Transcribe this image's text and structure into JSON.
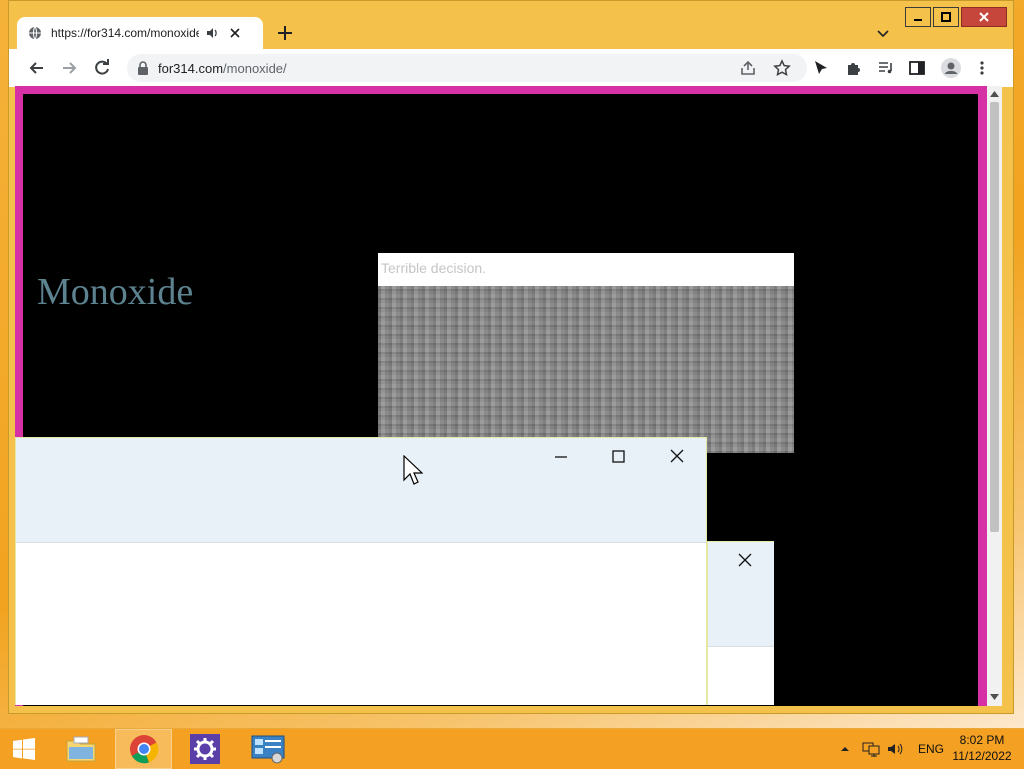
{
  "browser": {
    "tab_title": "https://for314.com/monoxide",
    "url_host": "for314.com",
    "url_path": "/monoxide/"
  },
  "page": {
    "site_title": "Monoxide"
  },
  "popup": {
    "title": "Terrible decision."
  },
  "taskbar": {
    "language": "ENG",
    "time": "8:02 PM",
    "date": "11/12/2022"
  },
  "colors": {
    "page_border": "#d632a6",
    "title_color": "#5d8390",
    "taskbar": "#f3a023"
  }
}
* * *
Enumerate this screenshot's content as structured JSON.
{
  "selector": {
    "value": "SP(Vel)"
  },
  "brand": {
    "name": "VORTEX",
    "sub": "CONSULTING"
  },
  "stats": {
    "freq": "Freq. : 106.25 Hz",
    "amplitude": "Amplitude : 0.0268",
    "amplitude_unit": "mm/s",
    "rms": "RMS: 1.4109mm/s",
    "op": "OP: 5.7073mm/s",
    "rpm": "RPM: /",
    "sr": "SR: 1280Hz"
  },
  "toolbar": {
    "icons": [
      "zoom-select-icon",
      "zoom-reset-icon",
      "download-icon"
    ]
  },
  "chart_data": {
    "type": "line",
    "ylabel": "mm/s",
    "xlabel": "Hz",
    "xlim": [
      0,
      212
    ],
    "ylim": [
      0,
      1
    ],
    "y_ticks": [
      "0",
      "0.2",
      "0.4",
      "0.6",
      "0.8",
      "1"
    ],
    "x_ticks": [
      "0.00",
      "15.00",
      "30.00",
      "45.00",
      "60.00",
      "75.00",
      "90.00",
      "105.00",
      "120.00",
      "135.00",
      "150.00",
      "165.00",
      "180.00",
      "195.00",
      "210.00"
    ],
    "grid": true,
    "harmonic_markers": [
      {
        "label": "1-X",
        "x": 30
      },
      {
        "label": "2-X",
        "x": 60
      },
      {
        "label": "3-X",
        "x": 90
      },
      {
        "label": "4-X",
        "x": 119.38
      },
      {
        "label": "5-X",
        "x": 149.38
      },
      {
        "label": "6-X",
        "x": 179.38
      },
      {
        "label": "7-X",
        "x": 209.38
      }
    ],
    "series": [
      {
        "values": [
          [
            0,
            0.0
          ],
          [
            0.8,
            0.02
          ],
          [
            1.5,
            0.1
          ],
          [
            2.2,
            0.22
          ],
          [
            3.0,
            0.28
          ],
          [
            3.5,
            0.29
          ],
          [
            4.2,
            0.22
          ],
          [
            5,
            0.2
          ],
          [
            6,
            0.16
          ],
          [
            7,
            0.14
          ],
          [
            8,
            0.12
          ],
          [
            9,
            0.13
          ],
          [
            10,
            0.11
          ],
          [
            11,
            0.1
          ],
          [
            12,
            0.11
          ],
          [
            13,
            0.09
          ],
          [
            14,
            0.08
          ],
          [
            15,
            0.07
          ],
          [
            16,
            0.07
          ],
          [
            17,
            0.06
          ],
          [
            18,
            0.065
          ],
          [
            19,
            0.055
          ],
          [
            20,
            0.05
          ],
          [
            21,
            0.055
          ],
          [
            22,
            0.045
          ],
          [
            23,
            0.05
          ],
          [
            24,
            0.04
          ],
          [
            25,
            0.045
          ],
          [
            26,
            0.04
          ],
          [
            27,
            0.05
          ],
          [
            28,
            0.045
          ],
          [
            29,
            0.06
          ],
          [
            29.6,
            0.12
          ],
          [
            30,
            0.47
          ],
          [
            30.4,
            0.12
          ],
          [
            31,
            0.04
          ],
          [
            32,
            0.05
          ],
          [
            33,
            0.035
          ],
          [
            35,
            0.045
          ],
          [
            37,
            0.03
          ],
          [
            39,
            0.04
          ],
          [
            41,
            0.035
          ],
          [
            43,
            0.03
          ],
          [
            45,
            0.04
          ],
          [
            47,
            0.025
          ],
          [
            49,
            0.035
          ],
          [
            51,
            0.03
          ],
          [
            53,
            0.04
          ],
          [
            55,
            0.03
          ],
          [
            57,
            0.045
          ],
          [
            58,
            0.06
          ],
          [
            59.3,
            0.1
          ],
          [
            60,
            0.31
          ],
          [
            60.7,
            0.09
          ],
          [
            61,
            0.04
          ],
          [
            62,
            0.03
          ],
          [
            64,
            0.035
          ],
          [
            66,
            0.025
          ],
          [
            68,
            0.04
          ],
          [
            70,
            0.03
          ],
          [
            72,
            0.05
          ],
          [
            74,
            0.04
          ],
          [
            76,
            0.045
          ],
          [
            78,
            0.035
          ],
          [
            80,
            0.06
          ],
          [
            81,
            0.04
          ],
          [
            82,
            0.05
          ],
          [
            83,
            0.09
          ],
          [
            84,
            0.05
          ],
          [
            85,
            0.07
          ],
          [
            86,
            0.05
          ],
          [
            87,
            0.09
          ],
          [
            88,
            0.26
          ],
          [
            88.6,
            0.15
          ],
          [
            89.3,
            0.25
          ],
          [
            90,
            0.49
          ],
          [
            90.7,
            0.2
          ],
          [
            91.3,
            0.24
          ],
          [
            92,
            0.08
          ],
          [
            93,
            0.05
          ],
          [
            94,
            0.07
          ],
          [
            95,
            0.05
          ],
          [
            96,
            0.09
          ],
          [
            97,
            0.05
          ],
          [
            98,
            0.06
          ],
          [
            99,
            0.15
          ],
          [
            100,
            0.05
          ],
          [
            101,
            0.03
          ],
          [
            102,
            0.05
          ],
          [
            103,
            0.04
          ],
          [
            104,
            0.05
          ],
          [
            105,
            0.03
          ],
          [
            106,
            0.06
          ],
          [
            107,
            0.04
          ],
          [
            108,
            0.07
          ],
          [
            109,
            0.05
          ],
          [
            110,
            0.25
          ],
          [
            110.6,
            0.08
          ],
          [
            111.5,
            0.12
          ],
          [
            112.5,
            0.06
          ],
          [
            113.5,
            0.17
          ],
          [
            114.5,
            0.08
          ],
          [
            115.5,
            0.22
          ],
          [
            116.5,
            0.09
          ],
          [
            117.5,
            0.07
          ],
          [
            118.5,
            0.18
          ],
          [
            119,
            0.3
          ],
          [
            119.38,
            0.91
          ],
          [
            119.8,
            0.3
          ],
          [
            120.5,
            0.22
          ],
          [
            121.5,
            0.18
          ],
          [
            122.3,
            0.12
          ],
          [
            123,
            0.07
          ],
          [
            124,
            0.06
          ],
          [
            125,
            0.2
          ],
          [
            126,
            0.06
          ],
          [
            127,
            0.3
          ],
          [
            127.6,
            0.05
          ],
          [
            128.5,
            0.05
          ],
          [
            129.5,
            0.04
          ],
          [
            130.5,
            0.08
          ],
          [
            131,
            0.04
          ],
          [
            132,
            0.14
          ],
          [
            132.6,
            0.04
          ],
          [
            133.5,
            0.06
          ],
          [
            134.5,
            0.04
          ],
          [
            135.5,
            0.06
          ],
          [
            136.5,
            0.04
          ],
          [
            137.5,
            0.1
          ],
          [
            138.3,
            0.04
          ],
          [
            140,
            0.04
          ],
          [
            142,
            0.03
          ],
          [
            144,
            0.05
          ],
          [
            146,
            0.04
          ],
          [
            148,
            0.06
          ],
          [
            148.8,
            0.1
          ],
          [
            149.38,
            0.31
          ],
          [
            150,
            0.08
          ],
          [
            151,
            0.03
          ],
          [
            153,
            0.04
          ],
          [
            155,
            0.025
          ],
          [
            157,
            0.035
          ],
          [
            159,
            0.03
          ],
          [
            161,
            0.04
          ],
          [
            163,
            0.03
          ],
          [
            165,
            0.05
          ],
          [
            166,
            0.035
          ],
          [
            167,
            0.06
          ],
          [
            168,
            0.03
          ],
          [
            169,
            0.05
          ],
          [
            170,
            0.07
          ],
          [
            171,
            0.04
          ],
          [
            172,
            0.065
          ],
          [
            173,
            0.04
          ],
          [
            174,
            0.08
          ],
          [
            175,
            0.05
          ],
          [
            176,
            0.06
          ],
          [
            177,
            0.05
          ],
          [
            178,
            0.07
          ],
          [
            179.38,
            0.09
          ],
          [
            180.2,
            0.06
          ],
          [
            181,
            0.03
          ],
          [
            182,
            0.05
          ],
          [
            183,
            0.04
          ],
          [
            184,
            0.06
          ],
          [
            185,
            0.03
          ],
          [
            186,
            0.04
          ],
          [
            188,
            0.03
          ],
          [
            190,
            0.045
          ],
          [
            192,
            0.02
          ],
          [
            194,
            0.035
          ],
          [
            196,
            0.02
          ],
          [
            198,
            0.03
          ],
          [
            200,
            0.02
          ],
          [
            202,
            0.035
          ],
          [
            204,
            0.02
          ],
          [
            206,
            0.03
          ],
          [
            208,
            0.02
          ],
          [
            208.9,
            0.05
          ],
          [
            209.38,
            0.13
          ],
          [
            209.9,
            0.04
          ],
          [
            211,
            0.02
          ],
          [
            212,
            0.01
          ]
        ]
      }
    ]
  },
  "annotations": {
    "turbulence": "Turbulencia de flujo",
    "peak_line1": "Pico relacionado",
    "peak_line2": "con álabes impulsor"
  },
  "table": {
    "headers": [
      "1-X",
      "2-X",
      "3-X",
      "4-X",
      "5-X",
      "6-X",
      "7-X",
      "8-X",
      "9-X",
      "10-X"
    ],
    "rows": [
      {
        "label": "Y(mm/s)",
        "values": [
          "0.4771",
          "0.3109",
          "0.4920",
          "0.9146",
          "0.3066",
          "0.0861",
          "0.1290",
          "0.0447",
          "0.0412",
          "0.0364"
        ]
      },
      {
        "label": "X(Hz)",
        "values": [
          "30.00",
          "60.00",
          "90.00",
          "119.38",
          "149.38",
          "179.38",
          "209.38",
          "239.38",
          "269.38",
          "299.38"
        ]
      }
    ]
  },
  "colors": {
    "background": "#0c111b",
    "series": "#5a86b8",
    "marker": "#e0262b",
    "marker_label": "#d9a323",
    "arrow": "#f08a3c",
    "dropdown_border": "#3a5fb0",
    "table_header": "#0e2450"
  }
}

**REQUIRED TASK**. Reply with nothing but the number of lines that contain the word "this".

**WRITTEN ANSWER**. 2